---------- ITEMS
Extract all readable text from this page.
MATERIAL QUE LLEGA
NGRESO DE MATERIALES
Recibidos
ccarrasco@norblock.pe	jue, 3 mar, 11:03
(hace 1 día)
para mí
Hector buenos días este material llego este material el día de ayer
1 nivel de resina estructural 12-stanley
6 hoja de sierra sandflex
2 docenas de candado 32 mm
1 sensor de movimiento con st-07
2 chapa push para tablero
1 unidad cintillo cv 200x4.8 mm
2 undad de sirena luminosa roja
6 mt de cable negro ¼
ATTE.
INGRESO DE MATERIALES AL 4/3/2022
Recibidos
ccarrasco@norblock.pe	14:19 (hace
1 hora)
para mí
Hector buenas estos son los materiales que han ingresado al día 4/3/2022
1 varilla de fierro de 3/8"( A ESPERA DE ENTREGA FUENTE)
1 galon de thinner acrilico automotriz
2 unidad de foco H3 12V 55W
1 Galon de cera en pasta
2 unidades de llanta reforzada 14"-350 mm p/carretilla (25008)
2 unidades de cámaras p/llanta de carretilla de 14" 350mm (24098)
--------------------
**TASK:**
Print every entry exactly as it appears.

**TASK SOLUTION:**
Extract all readable text from this page.
MATERIAL QUE LLEGA
NGRESO DE MATERIALES
Recibidos
ccarrasco@norblock.pe	jue, 3 mar, 11:03
(hace 1 día)
para mí
Hector buenos días este material llego este material el día de ayer
1 nivel de resina estructural 12-stanley
6 hoja de sierra sandflex
2 docenas de candado 32 mm
1 sensor de movimiento con st-07
2 chapa push para tablero
1 unidad cintillo cv 200x4.8 mm
2 undad de sirena luminosa roja
6 mt de cable negro ¼
ATTE.
INGRESO DE MATERIALES AL 4/3/2022
Recibidos
ccarrasco@norblock.pe	14:19 (hace
1 hora)
para mí
Hector buenas estos son los materiales que han ingresado al día 4/3/2022
1 varilla de fierro de 3/8"( A ESPERA DE ENTREGA FUENTE)
1 galon de thinner acrilico automotriz
2 unidad de foco H3 12V 55W
1 Galon de cera en pasta
2 unidades de llanta reforzada 14"-350 mm p/carretilla (25008)
2 unidades de cámaras p/llanta de carretilla de 14" 350mm (24098)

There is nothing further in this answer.